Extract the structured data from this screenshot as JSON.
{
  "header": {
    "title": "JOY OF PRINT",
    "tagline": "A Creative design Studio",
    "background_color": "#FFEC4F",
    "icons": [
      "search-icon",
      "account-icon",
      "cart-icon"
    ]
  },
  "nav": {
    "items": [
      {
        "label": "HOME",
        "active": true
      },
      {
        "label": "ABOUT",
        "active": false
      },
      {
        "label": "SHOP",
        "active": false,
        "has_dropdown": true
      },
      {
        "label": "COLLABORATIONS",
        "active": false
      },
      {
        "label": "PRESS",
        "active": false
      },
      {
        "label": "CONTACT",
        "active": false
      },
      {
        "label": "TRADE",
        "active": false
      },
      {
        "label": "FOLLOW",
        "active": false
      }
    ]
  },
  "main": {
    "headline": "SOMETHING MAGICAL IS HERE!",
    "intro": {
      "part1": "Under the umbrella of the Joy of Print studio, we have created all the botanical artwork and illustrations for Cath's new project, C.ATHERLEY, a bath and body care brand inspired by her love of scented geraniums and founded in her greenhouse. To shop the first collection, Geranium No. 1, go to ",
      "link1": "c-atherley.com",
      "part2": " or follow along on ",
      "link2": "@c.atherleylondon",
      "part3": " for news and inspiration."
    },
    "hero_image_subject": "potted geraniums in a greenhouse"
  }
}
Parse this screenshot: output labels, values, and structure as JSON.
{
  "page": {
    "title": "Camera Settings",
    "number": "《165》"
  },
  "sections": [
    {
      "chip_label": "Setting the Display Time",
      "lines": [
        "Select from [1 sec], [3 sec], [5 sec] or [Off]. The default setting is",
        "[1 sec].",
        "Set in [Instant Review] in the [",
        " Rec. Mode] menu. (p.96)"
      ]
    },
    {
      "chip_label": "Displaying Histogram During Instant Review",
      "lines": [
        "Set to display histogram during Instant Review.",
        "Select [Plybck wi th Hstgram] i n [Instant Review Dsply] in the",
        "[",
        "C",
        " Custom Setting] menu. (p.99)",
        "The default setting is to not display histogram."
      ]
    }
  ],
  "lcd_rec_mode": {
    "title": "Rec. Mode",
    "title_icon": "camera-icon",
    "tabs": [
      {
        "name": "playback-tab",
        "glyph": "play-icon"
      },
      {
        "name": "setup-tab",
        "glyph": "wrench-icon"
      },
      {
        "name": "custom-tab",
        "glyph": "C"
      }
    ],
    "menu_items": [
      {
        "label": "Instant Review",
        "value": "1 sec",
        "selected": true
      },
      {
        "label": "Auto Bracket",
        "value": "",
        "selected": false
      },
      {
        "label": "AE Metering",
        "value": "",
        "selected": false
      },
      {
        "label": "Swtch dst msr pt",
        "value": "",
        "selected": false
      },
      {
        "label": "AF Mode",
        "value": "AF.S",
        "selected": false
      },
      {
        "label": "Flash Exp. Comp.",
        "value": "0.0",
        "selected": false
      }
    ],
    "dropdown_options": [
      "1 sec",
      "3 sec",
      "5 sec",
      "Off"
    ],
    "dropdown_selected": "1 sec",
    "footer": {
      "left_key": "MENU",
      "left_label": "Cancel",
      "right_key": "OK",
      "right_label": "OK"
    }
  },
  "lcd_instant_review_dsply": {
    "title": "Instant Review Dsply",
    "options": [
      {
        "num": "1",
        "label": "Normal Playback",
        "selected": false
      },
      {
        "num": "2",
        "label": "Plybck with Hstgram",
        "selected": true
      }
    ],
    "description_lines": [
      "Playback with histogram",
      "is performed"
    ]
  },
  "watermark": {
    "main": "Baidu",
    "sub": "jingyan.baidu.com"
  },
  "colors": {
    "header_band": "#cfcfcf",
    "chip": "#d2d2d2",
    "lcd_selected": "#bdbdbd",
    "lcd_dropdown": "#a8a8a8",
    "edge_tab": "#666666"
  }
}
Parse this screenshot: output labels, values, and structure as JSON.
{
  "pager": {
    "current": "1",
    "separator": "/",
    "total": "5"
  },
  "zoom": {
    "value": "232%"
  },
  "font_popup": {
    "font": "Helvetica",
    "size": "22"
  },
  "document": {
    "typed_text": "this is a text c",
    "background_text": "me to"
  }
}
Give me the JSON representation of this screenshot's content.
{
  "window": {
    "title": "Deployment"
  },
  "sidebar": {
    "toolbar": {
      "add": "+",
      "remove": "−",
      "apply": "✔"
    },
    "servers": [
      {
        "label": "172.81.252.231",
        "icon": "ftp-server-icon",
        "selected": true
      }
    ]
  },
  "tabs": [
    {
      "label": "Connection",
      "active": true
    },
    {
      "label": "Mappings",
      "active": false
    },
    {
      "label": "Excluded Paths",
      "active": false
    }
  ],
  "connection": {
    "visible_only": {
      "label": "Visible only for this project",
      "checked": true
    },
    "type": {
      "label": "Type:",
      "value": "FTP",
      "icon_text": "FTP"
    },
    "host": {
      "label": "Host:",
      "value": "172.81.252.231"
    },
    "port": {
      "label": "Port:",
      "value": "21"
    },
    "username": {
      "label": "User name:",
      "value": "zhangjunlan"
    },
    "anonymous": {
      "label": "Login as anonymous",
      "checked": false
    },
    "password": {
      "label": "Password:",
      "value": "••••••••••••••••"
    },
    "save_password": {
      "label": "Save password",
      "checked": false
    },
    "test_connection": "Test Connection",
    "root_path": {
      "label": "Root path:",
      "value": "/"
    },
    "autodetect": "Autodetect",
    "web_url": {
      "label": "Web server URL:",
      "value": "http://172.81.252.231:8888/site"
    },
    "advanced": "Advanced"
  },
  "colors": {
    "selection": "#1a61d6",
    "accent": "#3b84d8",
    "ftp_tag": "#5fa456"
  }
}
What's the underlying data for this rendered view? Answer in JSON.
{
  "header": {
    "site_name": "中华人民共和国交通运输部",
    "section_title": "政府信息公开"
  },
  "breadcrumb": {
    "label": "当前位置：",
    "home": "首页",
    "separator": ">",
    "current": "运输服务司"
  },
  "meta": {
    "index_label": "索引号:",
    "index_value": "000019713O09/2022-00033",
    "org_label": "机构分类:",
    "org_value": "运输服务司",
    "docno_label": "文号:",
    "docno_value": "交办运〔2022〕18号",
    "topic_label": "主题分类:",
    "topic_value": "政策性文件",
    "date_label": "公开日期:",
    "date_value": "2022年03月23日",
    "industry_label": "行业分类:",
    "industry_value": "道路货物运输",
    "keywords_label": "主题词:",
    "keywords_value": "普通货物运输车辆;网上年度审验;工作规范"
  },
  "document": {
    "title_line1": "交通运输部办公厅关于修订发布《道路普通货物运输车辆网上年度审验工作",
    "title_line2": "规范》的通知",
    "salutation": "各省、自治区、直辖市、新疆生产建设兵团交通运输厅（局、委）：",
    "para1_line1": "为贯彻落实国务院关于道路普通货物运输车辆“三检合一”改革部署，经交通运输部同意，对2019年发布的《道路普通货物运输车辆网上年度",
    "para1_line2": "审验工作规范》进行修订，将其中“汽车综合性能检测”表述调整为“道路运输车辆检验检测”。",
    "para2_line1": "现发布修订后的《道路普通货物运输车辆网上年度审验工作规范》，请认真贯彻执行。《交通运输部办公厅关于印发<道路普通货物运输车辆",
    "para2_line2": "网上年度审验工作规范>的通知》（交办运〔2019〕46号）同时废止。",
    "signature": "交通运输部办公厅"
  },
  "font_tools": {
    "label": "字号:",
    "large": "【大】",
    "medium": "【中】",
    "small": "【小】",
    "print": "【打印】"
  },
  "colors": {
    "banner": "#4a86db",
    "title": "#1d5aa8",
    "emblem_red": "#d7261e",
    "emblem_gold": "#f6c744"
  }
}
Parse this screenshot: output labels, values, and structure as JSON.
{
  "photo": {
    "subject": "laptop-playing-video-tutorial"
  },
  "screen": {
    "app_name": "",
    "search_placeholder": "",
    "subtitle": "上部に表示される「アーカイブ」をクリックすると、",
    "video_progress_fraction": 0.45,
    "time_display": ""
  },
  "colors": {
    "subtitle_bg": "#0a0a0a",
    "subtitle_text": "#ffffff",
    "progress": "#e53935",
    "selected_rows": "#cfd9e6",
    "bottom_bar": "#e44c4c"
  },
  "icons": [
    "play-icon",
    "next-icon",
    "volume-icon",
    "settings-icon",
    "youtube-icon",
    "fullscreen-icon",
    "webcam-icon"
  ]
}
--
Given instruction: Pull out all lines from the listing that contain the string "glyph".

Solution for this exercise:
        "glyph": "play-icon"
        "glyph": "wrench-icon"
        "glyph": "C"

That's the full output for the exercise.